### Task description
Please retype the records below exactly, leaving out any pictures.

....

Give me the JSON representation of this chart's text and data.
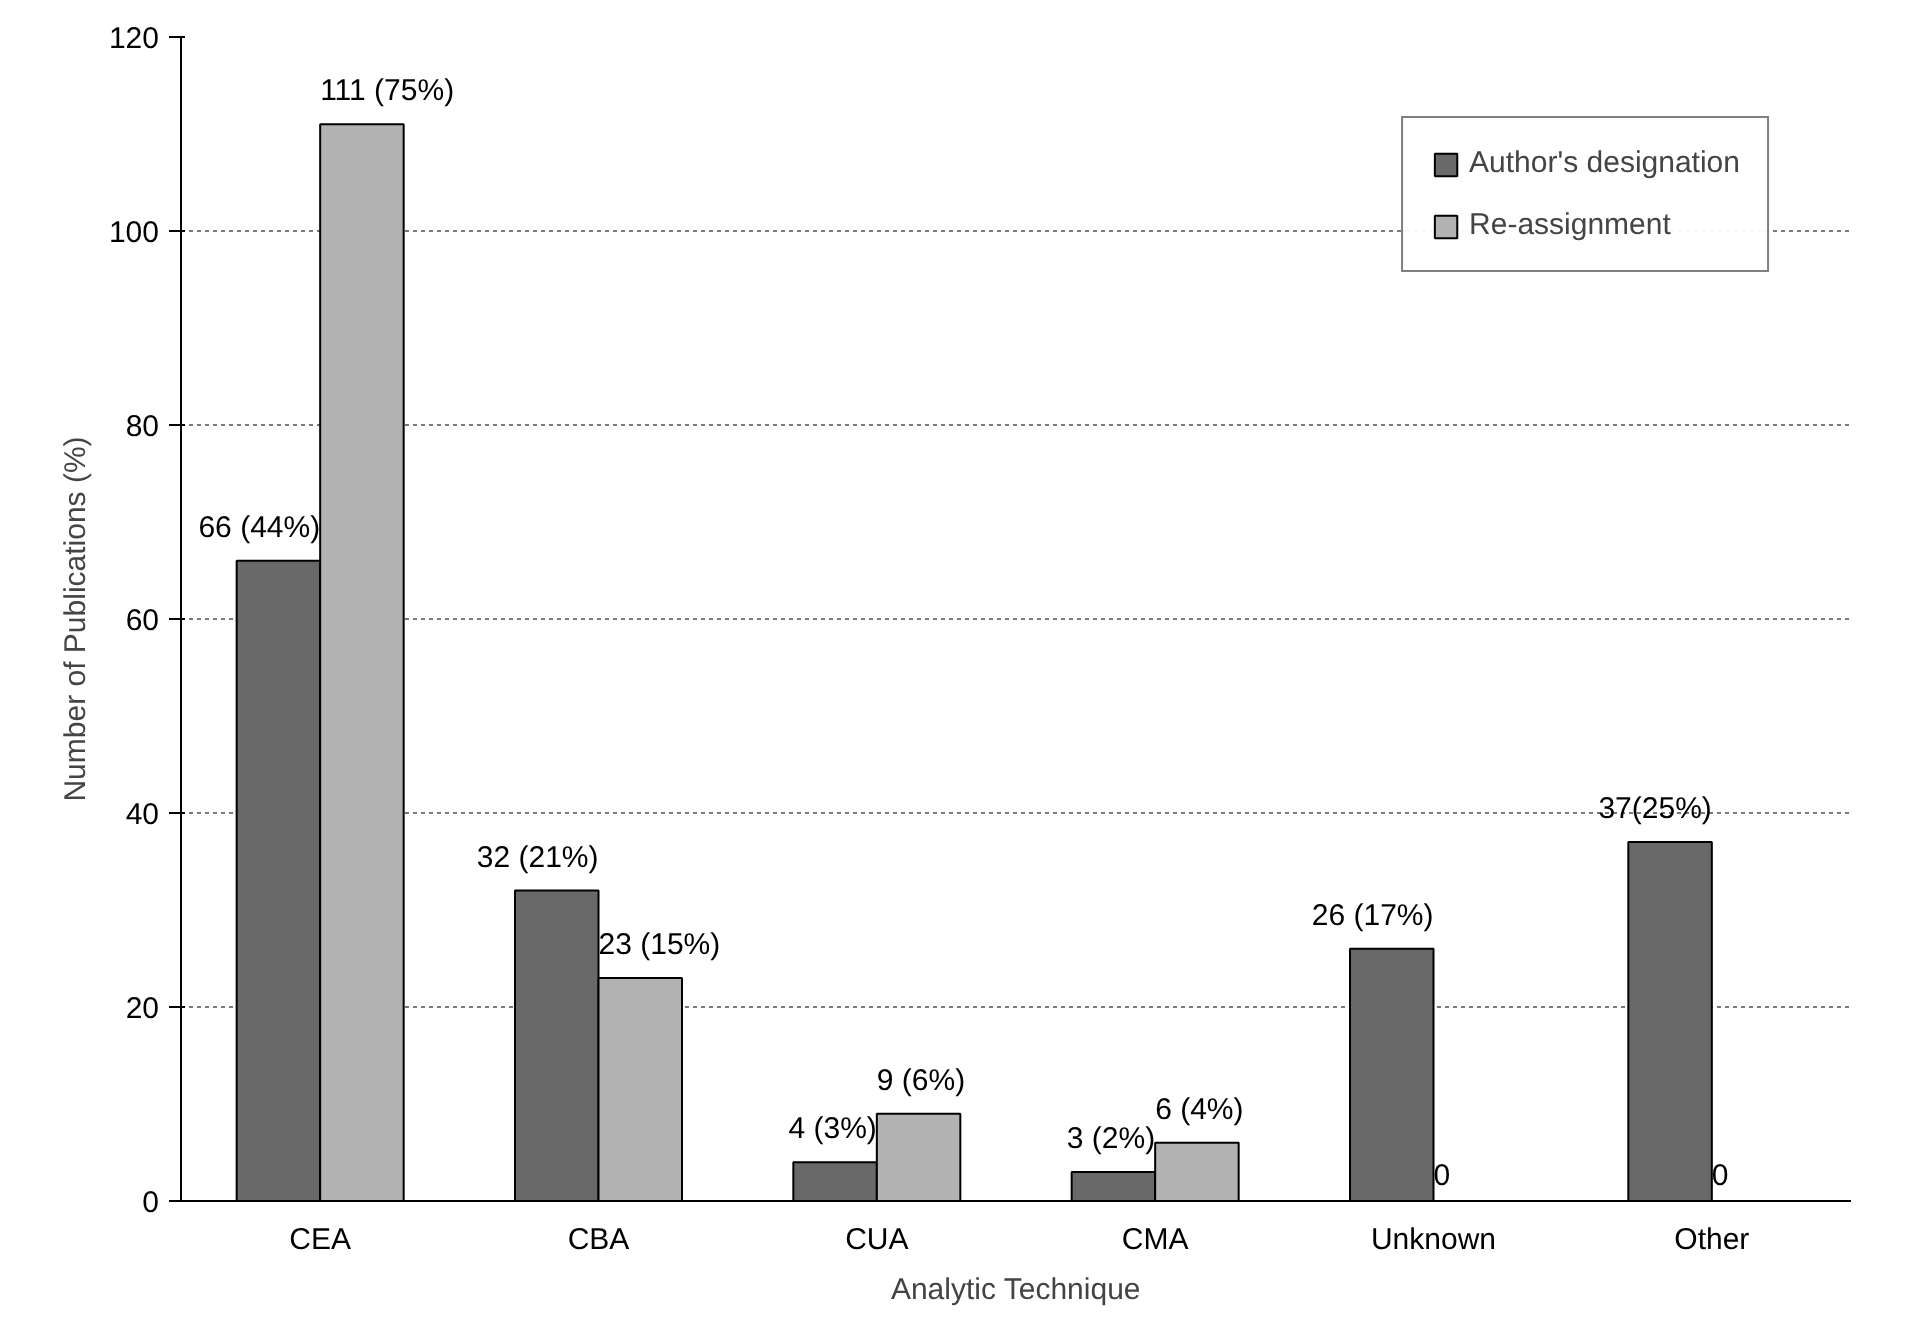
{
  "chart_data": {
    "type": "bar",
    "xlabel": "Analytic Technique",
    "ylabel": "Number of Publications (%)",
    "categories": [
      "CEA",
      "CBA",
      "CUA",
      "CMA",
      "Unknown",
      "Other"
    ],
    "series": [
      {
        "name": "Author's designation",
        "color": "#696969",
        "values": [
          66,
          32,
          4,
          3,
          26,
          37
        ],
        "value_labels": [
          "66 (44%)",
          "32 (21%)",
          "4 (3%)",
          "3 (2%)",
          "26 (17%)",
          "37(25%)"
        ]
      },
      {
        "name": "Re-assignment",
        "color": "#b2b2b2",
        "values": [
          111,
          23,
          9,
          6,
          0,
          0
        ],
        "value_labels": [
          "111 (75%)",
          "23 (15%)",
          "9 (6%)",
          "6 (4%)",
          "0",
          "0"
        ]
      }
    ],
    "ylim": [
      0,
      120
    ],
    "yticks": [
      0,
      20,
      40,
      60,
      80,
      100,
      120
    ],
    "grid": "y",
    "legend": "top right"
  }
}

....

### Complete output
Give me the JSON representation of this chart's text and data.
{
  "chart_data": {
    "type": "bar",
    "xlabel": "Analytic Technique",
    "ylabel": "Number of Publications (%)",
    "categories": [
      "CEA",
      "CBA",
      "CUA",
      "CMA",
      "Unknown",
      "Other"
    ],
    "series": [
      {
        "name": "Author's designation",
        "color": "#696969",
        "values": [
          66,
          32,
          4,
          3,
          26,
          37
        ],
        "value_labels": [
          "66 (44%)",
          "32 (21%)",
          "4 (3%)",
          "3 (2%)",
          "26 (17%)",
          "37(25%)"
        ]
      },
      {
        "name": "Re-assignment",
        "color": "#b2b2b2",
        "values": [
          111,
          23,
          9,
          6,
          0,
          0
        ],
        "value_labels": [
          "111 (75%)",
          "23 (15%)",
          "9 (6%)",
          "6 (4%)",
          "0",
          "0"
        ]
      }
    ],
    "ylim": [
      0,
      120
    ],
    "yticks": [
      0,
      20,
      40,
      60,
      80,
      100,
      120
    ],
    "grid": "y",
    "legend": "top right"
  }
}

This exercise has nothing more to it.